Your goal:
Edit the stretch from the start of the rows through the line that contains "The connecting strip 11a is at (344, 286)." by changing "longitudinal section" to "lengthwise section", and write out only those lines with nothing else altered.

··········

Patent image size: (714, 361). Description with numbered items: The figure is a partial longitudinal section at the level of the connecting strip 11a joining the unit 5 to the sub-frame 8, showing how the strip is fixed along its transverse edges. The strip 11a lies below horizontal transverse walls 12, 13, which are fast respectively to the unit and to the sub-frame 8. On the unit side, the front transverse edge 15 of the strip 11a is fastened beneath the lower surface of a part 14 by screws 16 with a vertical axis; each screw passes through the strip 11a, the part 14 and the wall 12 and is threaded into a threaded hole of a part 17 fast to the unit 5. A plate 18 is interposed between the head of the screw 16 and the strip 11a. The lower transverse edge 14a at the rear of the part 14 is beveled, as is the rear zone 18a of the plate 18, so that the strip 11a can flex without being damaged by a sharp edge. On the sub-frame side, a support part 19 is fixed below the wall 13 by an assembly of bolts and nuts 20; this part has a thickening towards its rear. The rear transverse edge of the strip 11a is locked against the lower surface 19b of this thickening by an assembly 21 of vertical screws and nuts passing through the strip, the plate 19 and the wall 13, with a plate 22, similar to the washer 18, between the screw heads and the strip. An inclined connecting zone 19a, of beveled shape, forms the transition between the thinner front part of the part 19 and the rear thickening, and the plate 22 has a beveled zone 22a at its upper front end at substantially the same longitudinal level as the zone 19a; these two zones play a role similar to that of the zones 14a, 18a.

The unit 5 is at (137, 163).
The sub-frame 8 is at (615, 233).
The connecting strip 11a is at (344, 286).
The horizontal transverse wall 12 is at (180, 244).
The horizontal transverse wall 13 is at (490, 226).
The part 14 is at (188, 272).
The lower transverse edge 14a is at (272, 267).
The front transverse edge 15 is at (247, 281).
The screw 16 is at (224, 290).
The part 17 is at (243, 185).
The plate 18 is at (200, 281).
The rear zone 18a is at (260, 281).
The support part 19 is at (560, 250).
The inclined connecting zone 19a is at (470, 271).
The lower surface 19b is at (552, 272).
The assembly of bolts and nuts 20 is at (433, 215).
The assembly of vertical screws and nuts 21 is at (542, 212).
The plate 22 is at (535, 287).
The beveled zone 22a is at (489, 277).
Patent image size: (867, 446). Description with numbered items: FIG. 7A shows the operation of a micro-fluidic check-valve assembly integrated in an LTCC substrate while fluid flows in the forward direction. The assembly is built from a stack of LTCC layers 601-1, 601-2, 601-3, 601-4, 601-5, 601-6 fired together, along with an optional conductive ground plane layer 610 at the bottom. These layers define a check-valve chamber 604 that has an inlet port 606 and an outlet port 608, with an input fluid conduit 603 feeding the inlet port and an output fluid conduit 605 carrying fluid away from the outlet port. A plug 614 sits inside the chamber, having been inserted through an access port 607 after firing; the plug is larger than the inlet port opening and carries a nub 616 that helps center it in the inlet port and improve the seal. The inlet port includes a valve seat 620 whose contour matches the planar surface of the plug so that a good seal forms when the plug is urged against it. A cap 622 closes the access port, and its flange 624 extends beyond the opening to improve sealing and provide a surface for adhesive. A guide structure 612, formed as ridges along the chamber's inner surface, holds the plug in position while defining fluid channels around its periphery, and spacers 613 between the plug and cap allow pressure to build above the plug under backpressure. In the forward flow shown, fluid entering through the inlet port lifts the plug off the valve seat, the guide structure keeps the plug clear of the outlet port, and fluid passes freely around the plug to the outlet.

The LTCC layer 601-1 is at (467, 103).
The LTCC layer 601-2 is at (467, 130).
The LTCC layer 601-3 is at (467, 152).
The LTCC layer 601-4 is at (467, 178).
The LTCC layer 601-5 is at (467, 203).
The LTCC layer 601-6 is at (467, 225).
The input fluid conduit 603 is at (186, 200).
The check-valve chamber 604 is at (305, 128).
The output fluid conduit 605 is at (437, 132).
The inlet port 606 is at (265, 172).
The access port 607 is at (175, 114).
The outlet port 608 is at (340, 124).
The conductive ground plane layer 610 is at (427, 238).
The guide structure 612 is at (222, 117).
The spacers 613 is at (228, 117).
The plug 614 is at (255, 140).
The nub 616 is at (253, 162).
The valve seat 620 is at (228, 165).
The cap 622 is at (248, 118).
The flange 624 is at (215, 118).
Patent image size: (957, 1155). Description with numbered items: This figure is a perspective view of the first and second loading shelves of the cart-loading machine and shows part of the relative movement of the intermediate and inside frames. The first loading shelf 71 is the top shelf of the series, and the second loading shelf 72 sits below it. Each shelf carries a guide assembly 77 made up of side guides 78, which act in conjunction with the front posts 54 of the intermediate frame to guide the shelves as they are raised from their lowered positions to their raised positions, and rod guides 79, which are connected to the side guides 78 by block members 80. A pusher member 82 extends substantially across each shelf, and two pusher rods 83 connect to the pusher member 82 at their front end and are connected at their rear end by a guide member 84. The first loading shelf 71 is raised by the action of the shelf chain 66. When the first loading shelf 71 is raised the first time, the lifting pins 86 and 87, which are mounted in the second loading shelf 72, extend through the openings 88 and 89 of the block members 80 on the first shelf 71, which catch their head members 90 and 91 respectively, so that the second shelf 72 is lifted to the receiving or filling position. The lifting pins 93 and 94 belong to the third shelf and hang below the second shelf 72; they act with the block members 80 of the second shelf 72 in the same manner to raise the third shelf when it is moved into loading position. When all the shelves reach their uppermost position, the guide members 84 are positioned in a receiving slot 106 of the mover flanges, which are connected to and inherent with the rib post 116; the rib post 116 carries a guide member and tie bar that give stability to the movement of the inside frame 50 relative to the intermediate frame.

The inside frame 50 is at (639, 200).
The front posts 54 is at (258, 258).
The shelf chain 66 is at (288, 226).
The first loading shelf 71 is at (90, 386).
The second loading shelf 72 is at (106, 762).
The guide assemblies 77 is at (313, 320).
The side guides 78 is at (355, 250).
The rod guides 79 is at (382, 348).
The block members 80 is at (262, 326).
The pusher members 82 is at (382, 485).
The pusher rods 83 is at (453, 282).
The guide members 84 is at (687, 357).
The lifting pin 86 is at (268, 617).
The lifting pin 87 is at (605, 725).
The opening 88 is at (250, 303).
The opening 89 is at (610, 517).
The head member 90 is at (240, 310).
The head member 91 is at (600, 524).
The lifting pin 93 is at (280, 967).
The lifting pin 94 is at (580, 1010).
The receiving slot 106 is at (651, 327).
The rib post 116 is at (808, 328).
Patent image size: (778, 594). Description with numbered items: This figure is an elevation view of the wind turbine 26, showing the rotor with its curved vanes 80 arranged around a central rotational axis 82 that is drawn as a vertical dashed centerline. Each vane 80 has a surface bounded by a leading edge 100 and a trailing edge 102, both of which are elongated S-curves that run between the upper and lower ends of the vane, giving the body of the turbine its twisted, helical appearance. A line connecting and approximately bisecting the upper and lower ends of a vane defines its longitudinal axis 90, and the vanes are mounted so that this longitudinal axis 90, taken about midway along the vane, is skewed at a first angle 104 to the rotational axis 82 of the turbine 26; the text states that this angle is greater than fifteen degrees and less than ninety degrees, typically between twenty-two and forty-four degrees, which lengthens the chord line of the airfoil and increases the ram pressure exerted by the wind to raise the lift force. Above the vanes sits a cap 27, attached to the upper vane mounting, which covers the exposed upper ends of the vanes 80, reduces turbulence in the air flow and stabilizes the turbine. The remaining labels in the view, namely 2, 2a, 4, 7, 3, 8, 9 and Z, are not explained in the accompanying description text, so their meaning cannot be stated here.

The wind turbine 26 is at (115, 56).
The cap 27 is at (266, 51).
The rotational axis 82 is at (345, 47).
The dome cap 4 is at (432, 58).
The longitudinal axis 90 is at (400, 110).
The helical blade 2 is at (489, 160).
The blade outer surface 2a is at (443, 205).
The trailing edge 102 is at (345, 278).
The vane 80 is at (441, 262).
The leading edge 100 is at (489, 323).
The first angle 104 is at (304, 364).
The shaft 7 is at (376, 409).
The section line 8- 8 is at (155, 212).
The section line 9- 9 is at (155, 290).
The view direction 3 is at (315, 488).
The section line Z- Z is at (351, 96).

··········

Complete output:
Patent image size: (714, 361). Description with numbered items: The figure is a partial lengthwise section at the level of the connecting strip 11a joining the unit 5 to the sub-frame 8, showing how the strip is fixed along its transverse edges. The strip 11a lies below horizontal transverse walls 12, 13, which are fast respectively to the unit and to the sub-frame 8. On the unit side, the front transverse edge 15 of the strip 11a is fastened beneath the lower surface of a part 14 by screws 16 with a vertical axis; each screw passes through the strip 11a, the part 14 and the wall 12 and is threaded into a threaded hole of a part 17 fast to the unit 5. A plate 18 is interposed between the head of the screw 16 and the strip 11a. The lower transverse edge 14a at the rear of the part 14 is beveled, as is the rear zone 18a of the plate 18, so that the strip 11a can flex without being damaged by a sharp edge. On the sub-frame side, a support part 19 is fixed below the wall 13 by an assembly of bolts and nuts 20; this part has a thickening towards its rear. The rear transverse edge of the strip 11a is locked against the lower surface 19b of this thickening by an assembly 21 of vertical screws and nuts passing through the strip, the plate 19 and the wall 13, with a plate 22, similar to the washer 18, between the screw heads and the strip. An inclined connecting zone 19a, of beveled shape, forms the transition between the thinner front part of the part 19 and the rear thickening, and the plate 22 has a beveled zone 22a at its upper front end at substantially the same longitudinal level as the zone 19a; these two zones play a role similar to that of the zones 14a, 18a.

The unit 5 is at (137, 163).
The sub-frame 8 is at (615, 233).
The connecting strip 11a is at (344, 286).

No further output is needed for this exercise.